SUPPLIED RECORDS
•••••

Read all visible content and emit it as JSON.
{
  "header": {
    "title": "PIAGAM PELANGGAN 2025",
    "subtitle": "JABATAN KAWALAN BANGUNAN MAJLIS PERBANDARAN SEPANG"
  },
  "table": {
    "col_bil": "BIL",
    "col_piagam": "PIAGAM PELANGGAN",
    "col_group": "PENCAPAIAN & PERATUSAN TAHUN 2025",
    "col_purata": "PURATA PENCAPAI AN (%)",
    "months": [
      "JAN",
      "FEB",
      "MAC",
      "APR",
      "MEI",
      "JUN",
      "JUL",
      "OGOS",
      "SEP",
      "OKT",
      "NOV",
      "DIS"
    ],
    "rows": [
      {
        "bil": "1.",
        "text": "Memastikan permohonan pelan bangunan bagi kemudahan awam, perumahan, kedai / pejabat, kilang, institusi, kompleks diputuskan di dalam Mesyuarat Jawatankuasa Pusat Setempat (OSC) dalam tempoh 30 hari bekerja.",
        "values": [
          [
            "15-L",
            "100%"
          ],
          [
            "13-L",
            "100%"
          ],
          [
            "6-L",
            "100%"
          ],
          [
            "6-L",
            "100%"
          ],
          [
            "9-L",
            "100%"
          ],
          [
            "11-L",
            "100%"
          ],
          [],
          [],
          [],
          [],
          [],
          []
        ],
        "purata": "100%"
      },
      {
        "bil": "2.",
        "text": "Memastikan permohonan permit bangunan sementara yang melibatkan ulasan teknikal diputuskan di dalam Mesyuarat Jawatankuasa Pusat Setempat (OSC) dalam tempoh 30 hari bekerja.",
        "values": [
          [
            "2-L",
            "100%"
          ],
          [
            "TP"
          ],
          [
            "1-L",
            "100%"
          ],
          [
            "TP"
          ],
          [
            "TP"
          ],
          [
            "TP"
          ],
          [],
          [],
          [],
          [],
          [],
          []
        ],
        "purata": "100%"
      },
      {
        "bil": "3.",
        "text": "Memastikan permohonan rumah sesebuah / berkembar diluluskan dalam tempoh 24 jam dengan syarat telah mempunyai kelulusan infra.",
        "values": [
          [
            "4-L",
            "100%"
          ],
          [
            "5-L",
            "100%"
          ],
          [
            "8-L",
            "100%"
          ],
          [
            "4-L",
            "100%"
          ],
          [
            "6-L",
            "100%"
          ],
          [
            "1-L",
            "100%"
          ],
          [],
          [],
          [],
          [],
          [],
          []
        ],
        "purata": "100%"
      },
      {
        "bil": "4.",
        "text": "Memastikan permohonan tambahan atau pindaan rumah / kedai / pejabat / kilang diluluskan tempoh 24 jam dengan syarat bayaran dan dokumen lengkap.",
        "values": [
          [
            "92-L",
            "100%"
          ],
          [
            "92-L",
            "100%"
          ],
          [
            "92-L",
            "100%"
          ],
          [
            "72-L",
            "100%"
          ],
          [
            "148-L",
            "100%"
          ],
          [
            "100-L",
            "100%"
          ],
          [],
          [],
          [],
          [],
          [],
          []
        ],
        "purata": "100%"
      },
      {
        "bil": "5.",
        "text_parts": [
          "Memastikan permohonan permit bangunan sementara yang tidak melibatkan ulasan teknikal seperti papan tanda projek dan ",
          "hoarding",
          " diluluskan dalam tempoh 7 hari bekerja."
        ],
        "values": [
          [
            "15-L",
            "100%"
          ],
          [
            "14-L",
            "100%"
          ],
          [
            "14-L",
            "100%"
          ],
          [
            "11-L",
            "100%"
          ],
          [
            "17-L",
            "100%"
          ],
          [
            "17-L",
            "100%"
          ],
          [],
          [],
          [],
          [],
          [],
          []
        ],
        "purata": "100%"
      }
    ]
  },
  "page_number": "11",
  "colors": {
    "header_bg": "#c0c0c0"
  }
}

•••••

GOAL
Take the lines above and retype all of them exactly.

THE OUTPUT
Read all visible content and emit it as JSON.
{
  "header": {
    "title": "PIAGAM PELANGGAN 2025",
    "subtitle": "JABATAN KAWALAN BANGUNAN MAJLIS PERBANDARAN SEPANG"
  },
  "table": {
    "col_bil": "BIL",
    "col_piagam": "PIAGAM PELANGGAN",
    "col_group": "PENCAPAIAN & PERATUSAN TAHUN 2025",
    "col_purata": "PURATA PENCAPAI AN (%)",
    "months": [
      "JAN",
      "FEB",
      "MAC",
      "APR",
      "MEI",
      "JUN",
      "JUL",
      "OGOS",
      "SEP",
      "OKT",
      "NOV",
      "DIS"
    ],
    "rows": [
      {
        "bil": "1.",
        "text": "Memastikan permohonan pelan bangunan bagi kemudahan awam, perumahan, kedai / pejabat, kilang, institusi, kompleks diputuskan di dalam Mesyuarat Jawatankuasa Pusat Setempat (OSC) dalam tempoh 30 hari bekerja.",
        "values": [
          [
            "15-L",
            "100%"
          ],
          [
            "13-L",
            "100%"
          ],
          [
            "6-L",
            "100%"
          ],
          [
            "6-L",
            "100%"
          ],
          [
            "9-L",
            "100%"
          ],
          [
            "11-L",
            "100%"
          ],
          [],
          [],
          [],
          [],
          [],
          []
        ],
        "purata": "100%"
      },
      {
        "bil": "2.",
        "text": "Memastikan permohonan permit bangunan sementara yang melibatkan ulasan teknikal diputuskan di dalam Mesyuarat Jawatankuasa Pusat Setempat (OSC) dalam tempoh 30 hari bekerja.",
        "values": [
          [
            "2-L",
            "100%"
          ],
          [
            "TP"
          ],
          [
            "1-L",
            "100%"
          ],
          [
            "TP"
          ],
          [
            "TP"
          ],
          [
            "TP"
          ],
          [],
          [],
          [],
          [],
          [],
          []
        ],
        "purata": "100%"
      },
      {
        "bil": "3.",
        "text": "Memastikan permohonan rumah sesebuah / berkembar diluluskan dalam tempoh 24 jam dengan syarat telah mempunyai kelulusan infra.",
        "values": [
          [
            "4-L",
            "100%"
          ],
          [
            "5-L",
            "100%"
          ],
          [
            "8-L",
            "100%"
          ],
          [
            "4-L",
            "100%"
          ],
          [
            "6-L",
            "100%"
          ],
          [
            "1-L",
            "100%"
          ],
          [],
          [],
          [],
          [],
          [],
          []
        ],
        "purata": "100%"
      },
      {
        "bil": "4.",
        "text": "Memastikan permohonan tambahan atau pindaan rumah / kedai / pejabat / kilang diluluskan tempoh 24 jam dengan syarat bayaran dan dokumen lengkap.",
        "values": [
          [
            "92-L",
            "100%"
          ],
          [
            "92-L",
            "100%"
          ],
          [
            "92-L",
            "100%"
          ],
          [
            "72-L",
            "100%"
          ],
          [
            "148-L",
            "100%"
          ],
          [
            "100-L",
            "100%"
          ],
          [],
          [],
          [],
          [],
          [],
          []
        ],
        "purata": "100%"
      },
      {
        "bil": "5.",
        "text_parts": [
          "Memastikan permohonan permit bangunan sementara yang tidak melibatkan ulasan teknikal seperti papan tanda projek dan ",
          "hoarding",
          " diluluskan dalam tempoh 7 hari bekerja."
        ],
        "values": [
          [
            "15-L",
            "100%"
          ],
          [
            "14-L",
            "100%"
          ],
          [
            "14-L",
            "100%"
          ],
          [
            "11-L",
            "100%"
          ],
          [
            "17-L",
            "100%"
          ],
          [
            "17-L",
            "100%"
          ],
          [],
          [],
          [],
          [],
          [],
          []
        ],
        "purata": "100%"
      }
    ]
  },
  "page_number": "11",
  "colors": {
    "header_bg": "#c0c0c0"
  }
}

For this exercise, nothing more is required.